>> start DATASET RECORDS

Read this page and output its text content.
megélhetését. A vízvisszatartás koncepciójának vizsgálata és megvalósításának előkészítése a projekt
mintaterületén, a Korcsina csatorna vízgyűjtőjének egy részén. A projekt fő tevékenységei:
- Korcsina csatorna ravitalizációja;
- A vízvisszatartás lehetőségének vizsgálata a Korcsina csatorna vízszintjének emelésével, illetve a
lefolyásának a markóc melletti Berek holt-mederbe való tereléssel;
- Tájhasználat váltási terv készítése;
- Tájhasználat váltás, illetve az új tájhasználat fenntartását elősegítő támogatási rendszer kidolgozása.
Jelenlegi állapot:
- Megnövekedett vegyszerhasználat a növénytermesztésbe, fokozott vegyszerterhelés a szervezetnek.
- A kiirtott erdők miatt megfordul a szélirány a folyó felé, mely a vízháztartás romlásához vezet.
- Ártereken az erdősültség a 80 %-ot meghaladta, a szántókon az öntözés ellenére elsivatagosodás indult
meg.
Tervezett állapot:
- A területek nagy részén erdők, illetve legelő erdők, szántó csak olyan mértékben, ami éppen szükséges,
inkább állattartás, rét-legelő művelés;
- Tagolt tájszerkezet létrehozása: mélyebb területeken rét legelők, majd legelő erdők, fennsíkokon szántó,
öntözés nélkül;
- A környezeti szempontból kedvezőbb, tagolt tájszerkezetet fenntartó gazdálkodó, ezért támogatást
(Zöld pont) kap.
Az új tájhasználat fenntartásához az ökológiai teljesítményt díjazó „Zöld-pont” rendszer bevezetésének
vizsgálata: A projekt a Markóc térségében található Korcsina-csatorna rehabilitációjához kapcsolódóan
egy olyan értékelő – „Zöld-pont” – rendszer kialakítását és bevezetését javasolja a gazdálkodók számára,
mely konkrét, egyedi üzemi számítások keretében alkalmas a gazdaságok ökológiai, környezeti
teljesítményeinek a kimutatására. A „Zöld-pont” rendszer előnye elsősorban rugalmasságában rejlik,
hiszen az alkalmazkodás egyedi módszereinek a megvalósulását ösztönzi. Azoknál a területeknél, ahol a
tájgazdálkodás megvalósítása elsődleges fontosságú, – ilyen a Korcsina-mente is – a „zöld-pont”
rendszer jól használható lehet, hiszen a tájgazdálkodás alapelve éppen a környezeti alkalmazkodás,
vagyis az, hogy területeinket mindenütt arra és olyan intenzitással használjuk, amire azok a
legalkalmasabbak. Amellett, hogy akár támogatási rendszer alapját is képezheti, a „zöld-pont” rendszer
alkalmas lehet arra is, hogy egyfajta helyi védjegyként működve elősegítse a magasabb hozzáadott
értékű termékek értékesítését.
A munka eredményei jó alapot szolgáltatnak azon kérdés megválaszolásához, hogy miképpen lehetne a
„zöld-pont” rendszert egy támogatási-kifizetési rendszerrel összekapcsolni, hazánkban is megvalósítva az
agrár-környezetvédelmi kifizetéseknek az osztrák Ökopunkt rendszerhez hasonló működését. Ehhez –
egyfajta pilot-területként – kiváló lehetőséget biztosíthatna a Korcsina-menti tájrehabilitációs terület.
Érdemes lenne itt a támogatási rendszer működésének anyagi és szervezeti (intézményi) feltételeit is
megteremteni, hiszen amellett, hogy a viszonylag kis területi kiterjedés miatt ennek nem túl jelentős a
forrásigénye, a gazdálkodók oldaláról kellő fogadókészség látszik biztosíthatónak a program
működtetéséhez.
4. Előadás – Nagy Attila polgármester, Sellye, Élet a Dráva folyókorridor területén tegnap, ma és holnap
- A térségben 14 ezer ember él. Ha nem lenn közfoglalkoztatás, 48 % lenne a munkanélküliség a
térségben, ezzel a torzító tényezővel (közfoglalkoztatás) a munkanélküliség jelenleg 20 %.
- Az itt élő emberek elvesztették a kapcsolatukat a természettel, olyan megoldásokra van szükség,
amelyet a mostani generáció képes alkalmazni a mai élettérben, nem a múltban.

>> end DATASET RECORDS

Go through the data and gather every line that holds "lenne".

Érdemes lenne itt a támogatási rendszer működésének anyagi és szervezeti (intézményi) feltételeit is
- A térségben 14 ezer ember él. Ha nem lenn közfoglalkoztatás, 48 % lenne a munkanélküliség a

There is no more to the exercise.